### WORK REQUIRED:
Could you write out the records below exactly as they appear?

### RECORDS FOR THIS TASK:
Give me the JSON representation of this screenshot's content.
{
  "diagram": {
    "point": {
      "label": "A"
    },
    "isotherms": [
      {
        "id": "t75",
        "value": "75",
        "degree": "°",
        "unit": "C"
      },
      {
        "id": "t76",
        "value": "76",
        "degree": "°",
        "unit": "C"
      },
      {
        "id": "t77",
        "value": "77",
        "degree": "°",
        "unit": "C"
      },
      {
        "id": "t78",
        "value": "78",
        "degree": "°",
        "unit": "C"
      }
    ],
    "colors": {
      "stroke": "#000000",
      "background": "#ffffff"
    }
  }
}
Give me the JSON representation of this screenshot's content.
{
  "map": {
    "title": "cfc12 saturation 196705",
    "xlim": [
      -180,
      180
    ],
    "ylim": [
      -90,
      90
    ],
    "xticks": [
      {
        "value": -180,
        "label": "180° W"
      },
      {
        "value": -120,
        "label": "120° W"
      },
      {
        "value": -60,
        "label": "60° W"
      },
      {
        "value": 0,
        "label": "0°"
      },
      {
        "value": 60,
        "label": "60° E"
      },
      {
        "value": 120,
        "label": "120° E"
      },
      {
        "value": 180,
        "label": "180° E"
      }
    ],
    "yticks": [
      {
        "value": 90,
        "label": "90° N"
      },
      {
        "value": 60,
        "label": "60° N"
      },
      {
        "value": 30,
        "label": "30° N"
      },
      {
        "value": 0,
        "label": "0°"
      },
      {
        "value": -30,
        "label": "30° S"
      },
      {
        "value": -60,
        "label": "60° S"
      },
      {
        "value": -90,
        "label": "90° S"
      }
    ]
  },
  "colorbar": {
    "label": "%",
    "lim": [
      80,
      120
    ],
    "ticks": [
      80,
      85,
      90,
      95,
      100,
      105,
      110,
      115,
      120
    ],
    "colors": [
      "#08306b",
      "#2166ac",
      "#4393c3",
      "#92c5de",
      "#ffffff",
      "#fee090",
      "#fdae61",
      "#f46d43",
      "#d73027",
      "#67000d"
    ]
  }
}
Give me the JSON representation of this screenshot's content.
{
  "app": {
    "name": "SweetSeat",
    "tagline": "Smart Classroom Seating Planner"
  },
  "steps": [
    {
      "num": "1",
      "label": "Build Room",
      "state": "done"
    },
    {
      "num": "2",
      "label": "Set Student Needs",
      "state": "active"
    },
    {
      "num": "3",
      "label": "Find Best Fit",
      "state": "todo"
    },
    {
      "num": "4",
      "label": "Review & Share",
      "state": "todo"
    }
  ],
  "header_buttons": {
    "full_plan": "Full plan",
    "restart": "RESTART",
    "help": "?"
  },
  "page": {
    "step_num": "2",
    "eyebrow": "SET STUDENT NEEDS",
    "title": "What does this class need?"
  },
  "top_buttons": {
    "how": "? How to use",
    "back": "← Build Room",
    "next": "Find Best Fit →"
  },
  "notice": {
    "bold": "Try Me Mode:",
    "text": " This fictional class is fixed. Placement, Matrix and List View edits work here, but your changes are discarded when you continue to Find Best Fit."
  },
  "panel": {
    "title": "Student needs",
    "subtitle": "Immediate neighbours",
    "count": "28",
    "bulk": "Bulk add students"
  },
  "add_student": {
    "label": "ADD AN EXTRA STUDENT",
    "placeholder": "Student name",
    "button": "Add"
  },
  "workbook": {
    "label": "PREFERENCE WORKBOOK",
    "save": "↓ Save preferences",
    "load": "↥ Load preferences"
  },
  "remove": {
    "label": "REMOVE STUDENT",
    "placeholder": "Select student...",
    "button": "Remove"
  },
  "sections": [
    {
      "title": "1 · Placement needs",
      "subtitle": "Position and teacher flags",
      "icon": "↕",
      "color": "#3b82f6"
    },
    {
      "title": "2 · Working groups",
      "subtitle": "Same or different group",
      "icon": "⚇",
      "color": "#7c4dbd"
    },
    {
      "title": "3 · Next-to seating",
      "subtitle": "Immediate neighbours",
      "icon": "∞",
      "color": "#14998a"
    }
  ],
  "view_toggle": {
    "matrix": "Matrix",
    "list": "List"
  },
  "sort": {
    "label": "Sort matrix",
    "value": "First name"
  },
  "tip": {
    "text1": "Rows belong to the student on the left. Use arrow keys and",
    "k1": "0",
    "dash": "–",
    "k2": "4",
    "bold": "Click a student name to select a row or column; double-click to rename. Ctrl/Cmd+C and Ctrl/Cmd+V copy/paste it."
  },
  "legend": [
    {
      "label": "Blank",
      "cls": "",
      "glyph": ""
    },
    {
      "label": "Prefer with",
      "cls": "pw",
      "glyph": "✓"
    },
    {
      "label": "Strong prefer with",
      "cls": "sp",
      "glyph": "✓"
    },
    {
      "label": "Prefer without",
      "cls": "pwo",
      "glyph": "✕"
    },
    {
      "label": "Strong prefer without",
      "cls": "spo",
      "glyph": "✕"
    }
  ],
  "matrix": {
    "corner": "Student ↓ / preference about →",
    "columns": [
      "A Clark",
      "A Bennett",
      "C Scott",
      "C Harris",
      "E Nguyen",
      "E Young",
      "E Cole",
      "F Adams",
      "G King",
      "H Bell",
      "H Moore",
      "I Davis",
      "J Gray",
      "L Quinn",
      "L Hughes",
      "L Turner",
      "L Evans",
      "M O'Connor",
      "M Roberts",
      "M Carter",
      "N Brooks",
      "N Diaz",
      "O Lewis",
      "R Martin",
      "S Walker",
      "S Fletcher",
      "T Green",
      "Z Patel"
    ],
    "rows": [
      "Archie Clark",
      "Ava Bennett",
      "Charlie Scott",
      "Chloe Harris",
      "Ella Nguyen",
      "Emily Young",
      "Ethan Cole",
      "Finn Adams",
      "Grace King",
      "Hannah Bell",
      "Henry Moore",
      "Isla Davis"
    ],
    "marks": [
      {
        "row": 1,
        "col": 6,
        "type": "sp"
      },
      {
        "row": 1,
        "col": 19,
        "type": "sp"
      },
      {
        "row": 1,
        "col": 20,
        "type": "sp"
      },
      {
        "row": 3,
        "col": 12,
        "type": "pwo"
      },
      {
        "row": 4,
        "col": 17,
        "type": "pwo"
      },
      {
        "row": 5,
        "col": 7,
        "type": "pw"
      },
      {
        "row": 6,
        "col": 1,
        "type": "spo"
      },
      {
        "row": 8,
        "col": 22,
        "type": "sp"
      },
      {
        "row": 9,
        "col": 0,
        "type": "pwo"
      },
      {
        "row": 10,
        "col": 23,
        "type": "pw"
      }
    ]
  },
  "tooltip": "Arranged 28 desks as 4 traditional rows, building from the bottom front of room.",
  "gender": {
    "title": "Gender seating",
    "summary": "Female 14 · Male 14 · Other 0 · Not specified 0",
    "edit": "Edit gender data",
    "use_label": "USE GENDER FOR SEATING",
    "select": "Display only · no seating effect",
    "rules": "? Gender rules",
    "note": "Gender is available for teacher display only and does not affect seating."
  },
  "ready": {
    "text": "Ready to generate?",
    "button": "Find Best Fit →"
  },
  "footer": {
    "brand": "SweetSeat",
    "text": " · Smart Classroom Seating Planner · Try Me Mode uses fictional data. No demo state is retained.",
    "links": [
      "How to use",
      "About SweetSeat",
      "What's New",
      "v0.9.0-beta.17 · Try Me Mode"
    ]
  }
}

### SOLVED PROBLEM:
Give me the JSON representation of this screenshot's content.
{
  "diagram": {
    "point": {
      "label": "A"
    },
    "isotherms": [
      {
        "id": "t75",
        "value": "75",
        "degree": "°",
        "unit": "C"
      },
      {
        "id": "t76",
        "value": "76",
        "degree": "°",
        "unit": "C"
      },
      {
        "id": "t77",
        "value": "77",
        "degree": "°",
        "unit": "C"
      },
      {
        "id": "t78",
        "value": "78",
        "degree": "°",
        "unit": "C"
      }
    ],
    "colors": {
      "stroke": "#000000",
      "background": "#ffffff"
    }
  }
}
Give me the JSON representation of this screenshot's content.
{
  "map": {
    "title": "cfc12 saturation 196705",
    "xlim": [
      -180,
      180
    ],
    "ylim": [
      -90,
      90
    ],
    "xticks": [
      {
        "value": -180,
        "label": "180° W"
      },
      {
        "value": -120,
        "label": "120° W"
      },
      {
        "value": -60,
        "label": "60° W"
      },
      {
        "value": 0,
        "label": "0°"
      },
      {
        "value": 60,
        "label": "60° E"
      },
      {
        "value": 120,
        "label": "120° E"
      },
      {
        "value": 180,
        "label": "180° E"
      }
    ],
    "yticks": [
      {
        "value": 90,
        "label": "90° N"
      },
      {
        "value": 60,
        "label": "60° N"
      },
      {
        "value": 30,
        "label": "30° N"
      },
      {
        "value": 0,
        "label": "0°"
      },
      {
        "value": -30,
        "label": "30° S"
      },
      {
        "value": -60,
        "label": "60° S"
      },
      {
        "value": -90,
        "label": "90° S"
      }
    ]
  },
  "colorbar": {
    "label": "%",
    "lim": [
      80,
      120
    ],
    "ticks": [
      80,
      85,
      90,
      95,
      100,
      105,
      110,
      115,
      120
    ],
    "colors": [
      "#08306b",
      "#2166ac",
      "#4393c3",
      "#92c5de",
      "#ffffff",
      "#fee090",
      "#fdae61",
      "#f46d43",
      "#d73027",
      "#67000d"
    ]
  }
}
Give me the JSON representation of this screenshot's content.
{
  "app": {
    "name": "SweetSeat",
    "tagline": "Smart Classroom Seating Planner"
  },
  "steps": [
    {
      "num": "1",
      "label": "Build Room",
      "state": "done"
    },
    {
      "num": "2",
      "label": "Set Student Needs",
      "state": "active"
    },
    {
      "num": "3",
      "label": "Find Best Fit",
      "state": "todo"
    },
    {
      "num": "4",
      "label": "Review & Share",
      "state": "todo"
    }
  ],
  "header_buttons": {
    "full_plan": "Full plan",
    "restart": "RESTART",
    "help": "?"
  },
  "page": {
    "step_num": "2",
    "eyebrow": "SET STUDENT NEEDS",
    "title": "What does this class need?"
  },
  "top_buttons": {
    "how": "? How to use",
    "back": "← Build Room",
    "next": "Find Best Fit →"
  },
  "notice": {
    "bold": "Try Me Mode:",
    "text": " This fictional class is fixed. Placement, Matrix and List View edits work here, but your changes are discarded when you continue to Find Best Fit."
  },
  "panel": {
    "title": "Student needs",
    "subtitle": "Immediate neighbours",
    "count": "28",
    "bulk": "Bulk add students"
  },
  "add_student": {
    "label": "ADD AN EXTRA STUDENT",
    "placeholder": "Student name",
    "button": "Add"
  },
  "workbook": {
    "label": "PREFERENCE WORKBOOK",
    "save": "↓ Save preferences",
    "load": "↥ Load preferences"
  },
  "remove": {
    "label": "REMOVE STUDENT",
    "placeholder": "Select student...",
    "button": "Remove"
  },
  "sections": [
    {
      "title": "1 · Placement needs",
      "subtitle": "Position and teacher flags",
      "icon": "↕",
      "color": "#3b82f6"
    },
    {
      "title": "2 · Working groups",
      "subtitle": "Same or different group",
      "icon": "⚇",
      "color": "#7c4dbd"
    },
    {
      "title": "3 · Next-to seating",
      "subtitle": "Immediate neighbours",
      "icon": "∞",
      "color": "#14998a"
    }
  ],
  "view_toggle": {
    "matrix": "Matrix",
    "list": "List"
  },
  "sort": {
    "label": "Sort matrix",
    "value": "First name"
  },
  "tip": {
    "text1": "Rows belong to the student on the left. Use arrow keys and",
    "k1": "0",
    "dash": "–",
    "k2": "4",
    "bold": "Click a student name to select a row or column; double-click to rename. Ctrl/Cmd+C and Ctrl/Cmd+V copy/paste it."
  },
  "legend": [
    {
      "label": "Blank",
      "cls": "",
      "glyph": ""
    },
    {
      "label": "Prefer with",
      "cls": "pw",
      "glyph": "✓"
    },
    {
      "label": "Strong prefer with",
      "cls": "sp",
      "glyph": "✓"
    },
    {
      "label": "Prefer without",
      "cls": "pwo",
      "glyph": "✕"
    },
    {
      "label": "Strong prefer without",
      "cls": "spo",
      "glyph": "✕"
    }
  ],
  "matrix": {
    "corner": "Student ↓ / preference about →",
    "columns": [
      "A Clark",
      "A Bennett",
      "C Scott",
      "C Harris",
      "E Nguyen",
      "E Young",
      "E Cole",
      "F Adams",
      "G King",
      "H Bell",
      "H Moore",
      "I Davis",
      "J Gray",
      "L Quinn",
      "L Hughes",
      "L Turner",
      "L Evans",
      "M O'Connor",
      "M Roberts",
      "M Carter",
      "N Brooks",
      "N Diaz",
      "O Lewis",
      "R Martin",
      "S Walker",
      "S Fletcher",
      "T Green",
      "Z Patel"
    ],
    "rows": [
      "Archie Clark",
      "Ava Bennett",
      "Charlie Scott",
      "Chloe Harris",
      "Ella Nguyen",
      "Emily Young",
      "Ethan Cole",
      "Finn Adams",
      "Grace King",
      "Hannah Bell",
      "Henry Moore",
      "Isla Davis"
    ],
    "marks": [
      {
        "row": 1,
        "col": 6,
        "type": "sp"
      },
      {
        "row": 1,
        "col": 19,
        "type": "sp"
      },
      {
        "row": 1,
        "col": 20,
        "type": "sp"
      },
      {
        "row": 3,
        "col": 12,
        "type": "pwo"
      },
      {
        "row": 4,
        "col": 17,
        "type": "pwo"
      },
      {
        "row": 5,
        "col": 7,
        "type": "pw"
      },
      {
        "row": 6,
        "col": 1,
        "type": "spo"
      },
      {
        "row": 8,
        "col": 22,
        "type": "sp"
      },
      {
        "row": 9,
        "col": 0,
        "type": "pwo"
      },
      {
        "row": 10,
        "col": 23,
        "type": "pw"
      }
    ]
  },
  "tooltip": "Arranged 28 desks as 4 traditional rows, building from the bottom front of room.",
  "gender": {
    "title": "Gender seating",
    "summary": "Female 14 · Male 14 · Other 0 · Not specified 0",
    "edit": "Edit gender data",
    "use_label": "USE GENDER FOR SEATING",
    "select": "Display only · no seating effect",
    "rules": "? Gender rules",
    "note": "Gender is available for teacher display only and does not affect seating."
  },
  "ready": {
    "text": "Ready to generate?",
    "button": "Find Best Fit →"
  },
  "footer": {
    "brand": "SweetSeat",
    "text": " · Smart Classroom Seating Planner · Try Me Mode uses fictional data. No demo state is retained.",
    "links": [
      "How to use",
      "About SweetSeat",
      "What's New",
      "v0.9.0-beta.17 · Try Me Mode"
    ]
  }
}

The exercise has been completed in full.